====== INPUT ======

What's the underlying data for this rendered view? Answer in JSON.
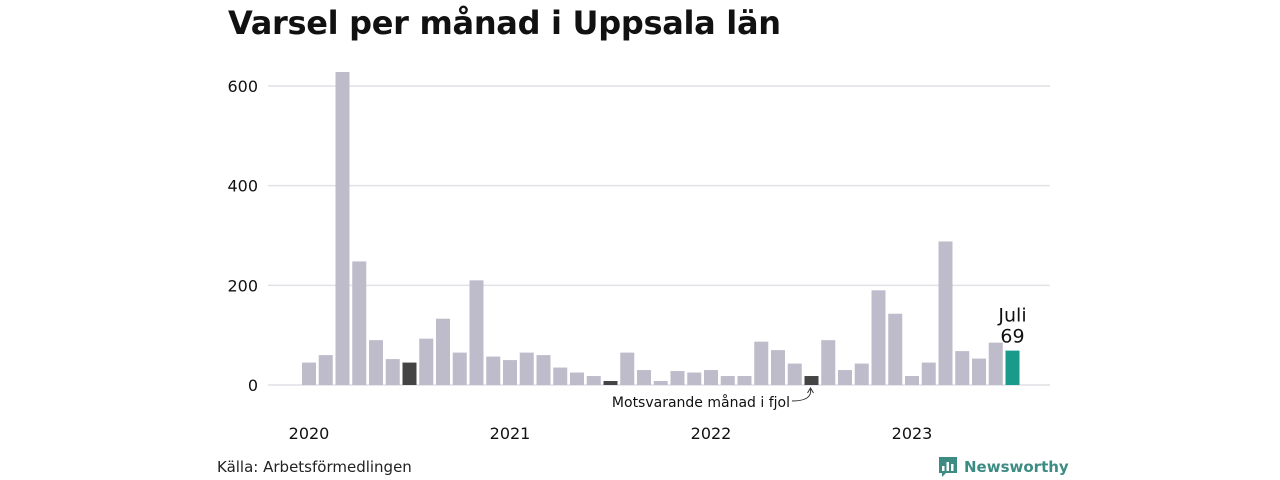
{
  "title": "Varsel per månad i Uppsala län",
  "source": "Källa: Arbetsförmedlingen",
  "brand": "Newsworthy",
  "colors": {
    "bar": "#bebccb",
    "highlight": "#1a9a8b",
    "compare": "#444444",
    "grid": "#e1e1e6",
    "brand": "#3d8c84"
  },
  "chart_data": {
    "type": "bar",
    "title": "Varsel per månad i Uppsala län",
    "xlabel": "",
    "ylabel": "",
    "ylim": [
      0,
      630
    ],
    "yticks": [
      0,
      200,
      400,
      600
    ],
    "grid": true,
    "year_labels": [
      {
        "label": "2020",
        "index": 0
      },
      {
        "label": "2021",
        "index": 12
      },
      {
        "label": "2022",
        "index": 24
      },
      {
        "label": "2023",
        "index": 36
      }
    ],
    "categories": [
      "2020-01",
      "2020-02",
      "2020-03",
      "2020-04",
      "2020-05",
      "2020-06",
      "2020-07",
      "2020-08",
      "2020-09",
      "2020-10",
      "2020-11",
      "2020-12",
      "2021-01",
      "2021-02",
      "2021-03",
      "2021-04",
      "2021-05",
      "2021-06",
      "2021-07",
      "2021-08",
      "2021-09",
      "2021-10",
      "2021-11",
      "2021-12",
      "2022-01",
      "2022-02",
      "2022-03",
      "2022-04",
      "2022-05",
      "2022-06",
      "2022-07",
      "2022-08",
      "2022-09",
      "2022-10",
      "2022-11",
      "2022-12",
      "2023-01",
      "2023-02",
      "2023-03",
      "2023-04",
      "2023-05",
      "2023-06",
      "2023-07"
    ],
    "values": [
      45,
      60,
      628,
      248,
      90,
      52,
      45,
      93,
      133,
      65,
      210,
      57,
      50,
      65,
      60,
      35,
      25,
      18,
      8,
      65,
      30,
      8,
      28,
      25,
      30,
      18,
      18,
      87,
      70,
      43,
      18,
      90,
      30,
      43,
      190,
      143,
      18,
      45,
      288,
      68,
      53,
      85,
      69
    ],
    "compare_indices": [
      6,
      18,
      30
    ],
    "highlight_index": 42,
    "highlight_label": "Juli",
    "highlight_value_label": "69",
    "annotation": "Motsvarande månad i fjol"
  }
}
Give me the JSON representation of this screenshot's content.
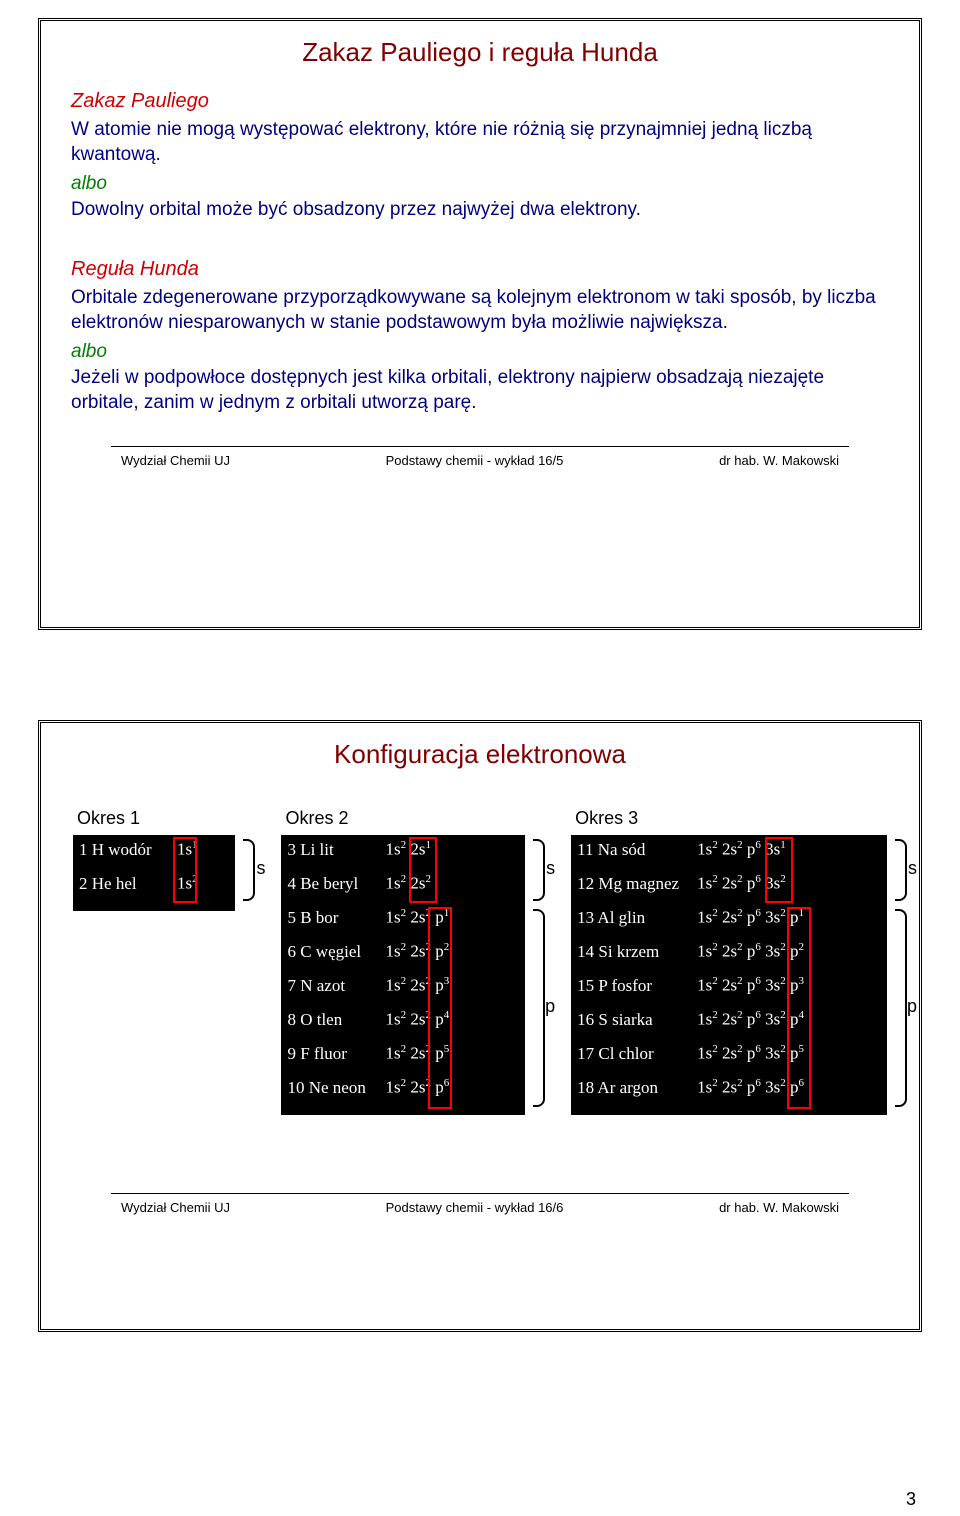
{
  "slide1": {
    "title": "Zakaz Pauliego i reguła Hunda",
    "heading1": "Zakaz Pauliego",
    "body1": "W atomie nie mogą występować elektrony, które nie różnią się przynajmniej jedną liczbą kwantową.",
    "albo": "albo",
    "body2": "Dowolny orbital może być obsadzony przez najwyżej dwa elektrony.",
    "heading2": "Reguła Hunda",
    "body3": "Orbitale zdegenerowane przyporządkowywane są kolejnym elektronom w taki sposób, by liczba elektronów niesparowanych w stanie podstawowym była możliwie największa.",
    "body4": "Jeżeli w podpowłoce dostępnych jest kilka orbitali, elektrony najpierw obsadzają niezajęte orbitale, zanim w jednym z orbitali utworzą parę.",
    "footer_left": "Wydział Chemii UJ",
    "footer_mid": "Podstawy chemii - wykład 16/5",
    "footer_right": "dr hab. W. Makowski"
  },
  "slide2": {
    "title": "Konfiguracja elektronowa",
    "period1_label": "Okres 1",
    "period2_label": "Okres 2",
    "period3_label": "Okres 3",
    "s_label": "s",
    "p_label": "p",
    "period1": [
      {
        "name": "1 H wodór",
        "conf": [
          [
            "1s",
            "1"
          ]
        ]
      },
      {
        "name": "2 He hel",
        "conf": [
          [
            "1s",
            "2"
          ]
        ]
      }
    ],
    "period2": [
      {
        "name": "3 Li lit",
        "conf": [
          [
            "1s",
            "2"
          ],
          [
            "2s",
            "1"
          ]
        ]
      },
      {
        "name": "4 Be beryl",
        "conf": [
          [
            "1s",
            "2"
          ],
          [
            "2s",
            "2"
          ]
        ]
      },
      {
        "name": "5 B bor",
        "conf": [
          [
            "1s",
            "2"
          ],
          [
            "2s",
            "2"
          ],
          [
            "p",
            "1"
          ]
        ]
      },
      {
        "name": "6 C węgiel",
        "conf": [
          [
            "1s",
            "2"
          ],
          [
            "2s",
            "2"
          ],
          [
            "p",
            "2"
          ]
        ]
      },
      {
        "name": "7 N azot",
        "conf": [
          [
            "1s",
            "2"
          ],
          [
            "2s",
            "2"
          ],
          [
            "p",
            "3"
          ]
        ]
      },
      {
        "name": "8 O tlen",
        "conf": [
          [
            "1s",
            "2"
          ],
          [
            "2s",
            "2"
          ],
          [
            "p",
            "4"
          ]
        ]
      },
      {
        "name": "9 F fluor",
        "conf": [
          [
            "1s",
            "2"
          ],
          [
            "2s",
            "2"
          ],
          [
            "p",
            "5"
          ]
        ]
      },
      {
        "name": "10 Ne neon",
        "conf": [
          [
            "1s",
            "2"
          ],
          [
            "2s",
            "2"
          ],
          [
            "p",
            "6"
          ]
        ]
      }
    ],
    "period3": [
      {
        "name": "11 Na sód",
        "conf": [
          [
            "1s",
            "2"
          ],
          [
            "2s",
            "2"
          ],
          [
            "p",
            "6"
          ],
          [
            "3s",
            "1"
          ]
        ]
      },
      {
        "name": "12 Mg magnez",
        "conf": [
          [
            "1s",
            "2"
          ],
          [
            "2s",
            "2"
          ],
          [
            "p",
            "6"
          ],
          [
            "3s",
            "2"
          ]
        ]
      },
      {
        "name": "13 Al glin",
        "conf": [
          [
            "1s",
            "2"
          ],
          [
            "2s",
            "2"
          ],
          [
            "p",
            "6"
          ],
          [
            "3s",
            "2"
          ],
          [
            "p",
            "1"
          ]
        ]
      },
      {
        "name": "14 Si krzem",
        "conf": [
          [
            "1s",
            "2"
          ],
          [
            "2s",
            "2"
          ],
          [
            "p",
            "6"
          ],
          [
            "3s",
            "2"
          ],
          [
            "p",
            "2"
          ]
        ]
      },
      {
        "name": "15 P fosfor",
        "conf": [
          [
            "1s",
            "2"
          ],
          [
            "2s",
            "2"
          ],
          [
            "p",
            "6"
          ],
          [
            "3s",
            "2"
          ],
          [
            "p",
            "3"
          ]
        ]
      },
      {
        "name": "16 S siarka",
        "conf": [
          [
            "1s",
            "2"
          ],
          [
            "2s",
            "2"
          ],
          [
            "p",
            "6"
          ],
          [
            "3s",
            "2"
          ],
          [
            "p",
            "4"
          ]
        ]
      },
      {
        "name": "17 Cl chlor",
        "conf": [
          [
            "1s",
            "2"
          ],
          [
            "2s",
            "2"
          ],
          [
            "p",
            "6"
          ],
          [
            "3s",
            "2"
          ],
          [
            "p",
            "5"
          ]
        ]
      },
      {
        "name": "18 Ar argon",
        "conf": [
          [
            "1s",
            "2"
          ],
          [
            "2s",
            "2"
          ],
          [
            "p",
            "6"
          ],
          [
            "3s",
            "2"
          ],
          [
            "p",
            "6"
          ]
        ]
      }
    ],
    "footer_left": "Wydział Chemii UJ",
    "footer_mid": "Podstawy chemii - wykład 16/6",
    "footer_right": "dr hab. W. Makowski",
    "colors": {
      "title": "#800000",
      "heading": "#cc0000",
      "body": "#000080",
      "albo": "#008000",
      "red_box": "#ff0000",
      "black_bg": "#000000",
      "white": "#ffffff"
    }
  },
  "page_number": "3"
}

======

> **WORK TO BE COMPLETED**
Output the lines above in full and exactly as given, omitting any pictures.

> **RESPONSE**
What's the underlying data for this rendered view? Answer in JSON.
{
  "title": "Varsel per månad i Uppsala län",
  "source": "Källa: Arbetsförmedlingen",
  "brand": "Newsworthy",
  "colors": {
    "bar": "#bebccb",
    "highlight": "#1a9a8b",
    "compare": "#444444",
    "grid": "#e1e1e6",
    "brand": "#3d8c84"
  },
  "chart_data": {
    "type": "bar",
    "title": "Varsel per månad i Uppsala län",
    "xlabel": "",
    "ylabel": "",
    "ylim": [
      0,
      630
    ],
    "yticks": [
      0,
      200,
      400,
      600
    ],
    "grid": true,
    "year_labels": [
      {
        "label": "2020",
        "index": 0
      },
      {
        "label": "2021",
        "index": 12
      },
      {
        "label": "2022",
        "index": 24
      },
      {
        "label": "2023",
        "index": 36
      }
    ],
    "categories": [
      "2020-01",
      "2020-02",
      "2020-03",
      "2020-04",
      "2020-05",
      "2020-06",
      "2020-07",
      "2020-08",
      "2020-09",
      "2020-10",
      "2020-11",
      "2020-12",
      "2021-01",
      "2021-02",
      "2021-03",
      "2021-04",
      "2021-05",
      "2021-06",
      "2021-07",
      "2021-08",
      "2021-09",
      "2021-10",
      "2021-11",
      "2021-12",
      "2022-01",
      "2022-02",
      "2022-03",
      "2022-04",
      "2022-05",
      "2022-06",
      "2022-07",
      "2022-08",
      "2022-09",
      "2022-10",
      "2022-11",
      "2022-12",
      "2023-01",
      "2023-02",
      "2023-03",
      "2023-04",
      "2023-05",
      "2023-06",
      "2023-07"
    ],
    "values": [
      45,
      60,
      628,
      248,
      90,
      52,
      45,
      93,
      133,
      65,
      210,
      57,
      50,
      65,
      60,
      35,
      25,
      18,
      8,
      65,
      30,
      8,
      28,
      25,
      30,
      18,
      18,
      87,
      70,
      43,
      18,
      90,
      30,
      43,
      190,
      143,
      18,
      45,
      288,
      68,
      53,
      85,
      69
    ],
    "compare_indices": [
      6,
      18,
      30
    ],
    "highlight_index": 42,
    "highlight_label": "Juli",
    "highlight_value_label": "69",
    "annotation": "Motsvarande månad i fjol"
  }
}
Give me the JSON representation of this screenshot's content.
{
  "slide1": {
    "title": "Zakaz Pauliego i reguła Hunda",
    "heading1": "Zakaz Pauliego",
    "body1": "W atomie nie mogą występować elektrony, które nie różnią się przynajmniej jedną liczbą kwantową.",
    "albo": "albo",
    "body2": "Dowolny orbital może być obsadzony przez najwyżej dwa elektrony.",
    "heading2": "Reguła Hunda",
    "body3": "Orbitale zdegenerowane przyporządkowywane są kolejnym elektronom w taki sposób, by liczba elektronów niesparowanych w stanie podstawowym była możliwie największa.",
    "body4": "Jeżeli w podpowłoce dostępnych jest kilka orbitali, elektrony najpierw obsadzają niezajęte orbitale, zanim w jednym z orbitali utworzą parę.",
    "footer_left": "Wydział Chemii UJ",
    "footer_mid": "Podstawy chemii - wykład 16/5",
    "footer_right": "dr hab. W. Makowski"
  },
  "slide2": {
    "title": "Konfiguracja elektronowa",
    "period1_label": "Okres 1",
    "period2_label": "Okres 2",
    "period3_label": "Okres 3",
    "s_label": "s",
    "p_label": "p",
    "period1": [
      {
        "name": "1 H wodór",
        "conf": [
          [
            "1s",
            "1"
          ]
        ]
      },
      {
        "name": "2 He hel",
        "conf": [
          [
            "1s",
            "2"
          ]
        ]
      }
    ],
    "period2": [
      {
        "name": "3 Li lit",
        "conf": [
          [
            "1s",
            "2"
          ],
          [
            "2s",
            "1"
          ]
        ]
      },
      {
        "name": "4 Be beryl",
        "conf": [
          [
            "1s",
            "2"
          ],
          [
            "2s",
            "2"
          ]
        ]
      },
      {
        "name": "5 B bor",
        "conf": [
          [
            "1s",
            "2"
          ],
          [
            "2s",
            "2"
          ],
          [
            "p",
            "1"
          ]
        ]
      },
      {
        "name": "6 C węgiel",
        "conf": [
          [
            "1s",
            "2"
          ],
          [
            "2s",
            "2"
          ],
          [
            "p",
            "2"
          ]
        ]
      },
      {
        "name": "7 N azot",
        "conf": [
          [
            "1s",
            "2"
          ],
          [
            "2s",
            "2"
          ],
          [
            "p",
            "3"
          ]
        ]
      },
      {
        "name": "8 O tlen",
        "conf": [
          [
            "1s",
            "2"
          ],
          [
            "2s",
            "2"
          ],
          [
            "p",
            "4"
          ]
        ]
      },
      {
        "name": "9 F fluor",
        "conf": [
          [
            "1s",
            "2"
          ],
          [
            "2s",
            "2"
          ],
          [
            "p",
            "5"
          ]
        ]
      },
      {
        "name": "10 Ne neon",
        "conf": [
          [
            "1s",
            "2"
          ],
          [
            "2s",
            "2"
          ],
          [
            "p",
            "6"
          ]
        ]
      }
    ],
    "period3": [
      {
        "name": "11 Na sód",
        "conf": [
          [
            "1s",
            "2"
          ],
          [
            "2s",
            "2"
          ],
          [
            "p",
            "6"
          ],
          [
            "3s",
            "1"
          ]
        ]
      },
      {
        "name": "12 Mg magnez",
        "conf": [
          [
            "1s",
            "2"
          ],
          [
            "2s",
            "2"
          ],
          [
            "p",
            "6"
          ],
          [
            "3s",
            "2"
          ]
        ]
      },
      {
        "name": "13 Al glin",
        "conf": [
          [
            "1s",
            "2"
          ],
          [
            "2s",
            "2"
          ],
          [
            "p",
            "6"
          ],
          [
            "3s",
            "2"
          ],
          [
            "p",
            "1"
          ]
        ]
      },
      {
        "name": "14 Si krzem",
        "conf": [
          [
            "1s",
            "2"
          ],
          [
            "2s",
            "2"
          ],
          [
            "p",
            "6"
          ],
          [
            "3s",
            "2"
          ],
          [
            "p",
            "2"
          ]
        ]
      },
      {
        "name": "15 P fosfor",
        "conf": [
          [
            "1s",
            "2"
          ],
          [
            "2s",
            "2"
          ],
          [
            "p",
            "6"
          ],
          [
            "3s",
            "2"
          ],
          [
            "p",
            "3"
          ]
        ]
      },
      {
        "name": "16 S siarka",
        "conf": [
          [
            "1s",
            "2"
          ],
          [
            "2s",
            "2"
          ],
          [
            "p",
            "6"
          ],
          [
            "3s",
            "2"
          ],
          [
            "p",
            "4"
          ]
        ]
      },
      {
        "name": "17 Cl chlor",
        "conf": [
          [
            "1s",
            "2"
          ],
          [
            "2s",
            "2"
          ],
          [
            "p",
            "6"
          ],
          [
            "3s",
            "2"
          ],
          [
            "p",
            "5"
          ]
        ]
      },
      {
        "name": "18 Ar argon",
        "conf": [
          [
            "1s",
            "2"
          ],
          [
            "2s",
            "2"
          ],
          [
            "p",
            "6"
          ],
          [
            "3s",
            "2"
          ],
          [
            "p",
            "6"
          ]
        ]
      }
    ],
    "footer_left": "Wydział Chemii UJ",
    "footer_mid": "Podstawy chemii - wykład 16/6",
    "footer_right": "dr hab. W. Makowski",
    "colors": {
      "title": "#800000",
      "heading": "#cc0000",
      "body": "#000080",
      "albo": "#008000",
      "red_box": "#ff0000",
      "black_bg": "#000000",
      "white": "#ffffff"
    }
  },
  "page_number": "3"
}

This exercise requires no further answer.